== What is being asked ==
Write out the records below once more, exactly as they stand.
══ Data ══
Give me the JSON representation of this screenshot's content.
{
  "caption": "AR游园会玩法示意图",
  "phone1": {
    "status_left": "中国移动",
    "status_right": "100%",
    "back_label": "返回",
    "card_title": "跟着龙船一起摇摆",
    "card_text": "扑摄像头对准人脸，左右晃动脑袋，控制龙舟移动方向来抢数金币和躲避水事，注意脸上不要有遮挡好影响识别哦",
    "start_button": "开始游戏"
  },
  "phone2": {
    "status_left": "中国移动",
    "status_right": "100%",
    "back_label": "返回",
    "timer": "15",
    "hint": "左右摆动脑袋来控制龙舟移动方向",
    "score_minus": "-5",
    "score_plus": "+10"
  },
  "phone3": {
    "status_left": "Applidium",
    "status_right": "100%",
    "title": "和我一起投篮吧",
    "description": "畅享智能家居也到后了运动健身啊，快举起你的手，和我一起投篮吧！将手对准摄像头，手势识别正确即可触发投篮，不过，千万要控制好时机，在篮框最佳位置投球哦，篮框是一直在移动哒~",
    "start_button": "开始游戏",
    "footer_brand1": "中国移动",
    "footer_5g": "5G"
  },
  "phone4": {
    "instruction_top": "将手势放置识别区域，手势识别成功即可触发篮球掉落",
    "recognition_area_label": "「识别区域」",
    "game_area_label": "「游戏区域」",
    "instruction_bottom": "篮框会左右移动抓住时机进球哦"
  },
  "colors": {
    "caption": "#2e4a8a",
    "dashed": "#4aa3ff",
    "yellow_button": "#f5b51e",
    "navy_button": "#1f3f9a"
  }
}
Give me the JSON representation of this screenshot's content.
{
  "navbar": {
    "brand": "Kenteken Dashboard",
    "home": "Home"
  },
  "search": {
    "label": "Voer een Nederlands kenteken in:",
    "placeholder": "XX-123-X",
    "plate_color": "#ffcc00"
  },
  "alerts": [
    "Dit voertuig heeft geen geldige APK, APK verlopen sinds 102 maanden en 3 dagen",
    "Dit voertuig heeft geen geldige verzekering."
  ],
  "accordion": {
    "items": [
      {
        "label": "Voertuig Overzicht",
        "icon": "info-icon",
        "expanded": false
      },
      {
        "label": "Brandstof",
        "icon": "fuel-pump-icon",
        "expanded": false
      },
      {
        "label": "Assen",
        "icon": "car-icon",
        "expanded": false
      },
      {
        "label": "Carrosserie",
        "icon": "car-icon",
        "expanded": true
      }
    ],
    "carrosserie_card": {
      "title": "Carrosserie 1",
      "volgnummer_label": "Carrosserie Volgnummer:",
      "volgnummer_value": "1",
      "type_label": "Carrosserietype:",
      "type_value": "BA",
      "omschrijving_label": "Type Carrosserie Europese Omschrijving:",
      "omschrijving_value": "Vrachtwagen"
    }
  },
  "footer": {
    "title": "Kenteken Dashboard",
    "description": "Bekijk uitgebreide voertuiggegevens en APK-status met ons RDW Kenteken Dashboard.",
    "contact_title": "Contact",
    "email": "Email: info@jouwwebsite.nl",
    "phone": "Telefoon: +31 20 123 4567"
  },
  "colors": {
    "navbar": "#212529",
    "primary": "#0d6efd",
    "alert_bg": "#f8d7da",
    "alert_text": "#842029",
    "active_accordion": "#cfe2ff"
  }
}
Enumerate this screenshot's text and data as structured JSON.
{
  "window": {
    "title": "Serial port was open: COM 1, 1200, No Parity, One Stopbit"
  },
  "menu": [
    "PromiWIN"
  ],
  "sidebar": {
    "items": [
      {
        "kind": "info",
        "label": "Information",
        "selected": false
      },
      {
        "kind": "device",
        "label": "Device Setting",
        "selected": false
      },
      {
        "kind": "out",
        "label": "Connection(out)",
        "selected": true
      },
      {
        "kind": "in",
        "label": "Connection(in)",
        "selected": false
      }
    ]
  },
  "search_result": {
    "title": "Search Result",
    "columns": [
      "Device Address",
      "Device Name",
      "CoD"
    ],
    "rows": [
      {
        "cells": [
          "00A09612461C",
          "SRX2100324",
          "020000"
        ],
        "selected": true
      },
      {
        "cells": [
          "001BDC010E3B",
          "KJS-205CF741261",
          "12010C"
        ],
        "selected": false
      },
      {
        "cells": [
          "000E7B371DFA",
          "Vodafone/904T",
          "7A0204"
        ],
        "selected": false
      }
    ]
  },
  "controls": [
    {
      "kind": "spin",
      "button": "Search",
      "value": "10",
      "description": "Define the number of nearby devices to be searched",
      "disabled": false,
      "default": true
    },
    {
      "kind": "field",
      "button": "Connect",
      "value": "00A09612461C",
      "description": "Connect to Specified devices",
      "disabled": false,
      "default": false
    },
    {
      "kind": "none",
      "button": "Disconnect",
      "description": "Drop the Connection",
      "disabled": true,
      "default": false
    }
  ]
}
═══
== Output ==
Give me the JSON representation of this screenshot's content.
{
  "caption": "AR游园会玩法示意图",
  "phone1": {
    "status_left": "中国移动",
    "status_right": "100%",
    "back_label": "返回",
    "card_title": "跟着龙船一起摇摆",
    "card_text": "扑摄像头对准人脸，左右晃动脑袋，控制龙舟移动方向来抢数金币和躲避水事，注意脸上不要有遮挡好影响识别哦",
    "start_button": "开始游戏"
  },
  "phone2": {
    "status_left": "中国移动",
    "status_right": "100%",
    "back_label": "返回",
    "timer": "15",
    "hint": "左右摆动脑袋来控制龙舟移动方向",
    "score_minus": "-5",
    "score_plus": "+10"
  },
  "phone3": {
    "status_left": "Applidium",
    "status_right": "100%",
    "title": "和我一起投篮吧",
    "description": "畅享智能家居也到后了运动健身啊，快举起你的手，和我一起投篮吧！将手对准摄像头，手势识别正确即可触发投篮，不过，千万要控制好时机，在篮框最佳位置投球哦，篮框是一直在移动哒~",
    "start_button": "开始游戏",
    "footer_brand1": "中国移动",
    "footer_5g": "5G"
  },
  "phone4": {
    "instruction_top": "将手势放置识别区域，手势识别成功即可触发篮球掉落",
    "recognition_area_label": "「识别区域」",
    "game_area_label": "「游戏区域」",
    "instruction_bottom": "篮框会左右移动抓住时机进球哦"
  },
  "colors": {
    "caption": "#2e4a8a",
    "dashed": "#4aa3ff",
    "yellow_button": "#f5b51e",
    "navy_button": "#1f3f9a"
  }
}
Give me the JSON representation of this screenshot's content.
{
  "navbar": {
    "brand": "Kenteken Dashboard",
    "home": "Home"
  },
  "search": {
    "label": "Voer een Nederlands kenteken in:",
    "placeholder": "XX-123-X",
    "plate_color": "#ffcc00"
  },
  "alerts": [
    "Dit voertuig heeft geen geldige APK, APK verlopen sinds 102 maanden en 3 dagen",
    "Dit voertuig heeft geen geldige verzekering."
  ],
  "accordion": {
    "items": [
      {
        "label": "Voertuig Overzicht",
        "icon": "info-icon",
        "expanded": false
      },
      {
        "label": "Brandstof",
        "icon": "fuel-pump-icon",
        "expanded": false
      },
      {
        "label": "Assen",
        "icon": "car-icon",
        "expanded": false
      },
      {
        "label": "Carrosserie",
        "icon": "car-icon",
        "expanded": true
      }
    ],
    "carrosserie_card": {
      "title": "Carrosserie 1",
      "volgnummer_label": "Carrosserie Volgnummer:",
      "volgnummer_value": "1",
      "type_label": "Carrosserietype:",
      "type_value": "BA",
      "omschrijving_label": "Type Carrosserie Europese Omschrijving:",
      "omschrijving_value": "Vrachtwagen"
    }
  },
  "footer": {
    "title": "Kenteken Dashboard",
    "description": "Bekijk uitgebreide voertuiggegevens en APK-status met ons RDW Kenteken Dashboard.",
    "contact_title": "Contact",
    "email": "Email: info@jouwwebsite.nl",
    "phone": "Telefoon: +31 20 123 4567"
  },
  "colors": {
    "navbar": "#212529",
    "primary": "#0d6efd",
    "alert_bg": "#f8d7da",
    "alert_text": "#842029",
    "active_accordion": "#cfe2ff"
  }
}
Enumerate this screenshot's text and data as structured JSON.
{
  "window": {
    "title": "Serial port was open: COM 1, 1200, No Parity, One Stopbit"
  },
  "menu": [
    "PromiWIN"
  ],
  "sidebar": {
    "items": [
      {
        "kind": "info",
        "label": "Information",
        "selected": false
      },
      {
        "kind": "device",
        "label": "Device Setting",
        "selected": false
      },
      {
        "kind": "out",
        "label": "Connection(out)",
        "selected": true
      },
      {
        "kind": "in",
        "label": "Connection(in)",
        "selected": false
      }
    ]
  },
  "search_result": {
    "title": "Search Result",
    "columns": [
      "Device Address",
      "Device Name",
      "CoD"
    ],
    "rows": [
      {
        "cells": [
          "00A09612461C",
          "SRX2100324",
          "020000"
        ],
        "selected": true
      },
      {
        "cells": [
          "001BDC010E3B",
          "KJS-205CF741261",
          "12010C"
        ],
        "selected": false
      },
      {
        "cells": [
          "000E7B371DFA",
          "Vodafone/904T",
          "7A0204"
        ],
        "selected": false
      }
    ]
  },
  "controls": [
    {
      "kind": "spin",
      "button": "Search",
      "value": "10",
      "description": "Define the number of nearby devices to be searched",
      "disabled": false,
      "default": true
    },
    {
      "kind": "field",
      "button": "Connect",
      "value": "00A09612461C",
      "description": "Connect to Specified devices",
      "disabled": false,
      "default": false
    },
    {
      "kind": "none",
      "button": "Disconnect",
      "description": "Drop the Connection",
      "disabled": true,
      "default": false
    }
  ]
}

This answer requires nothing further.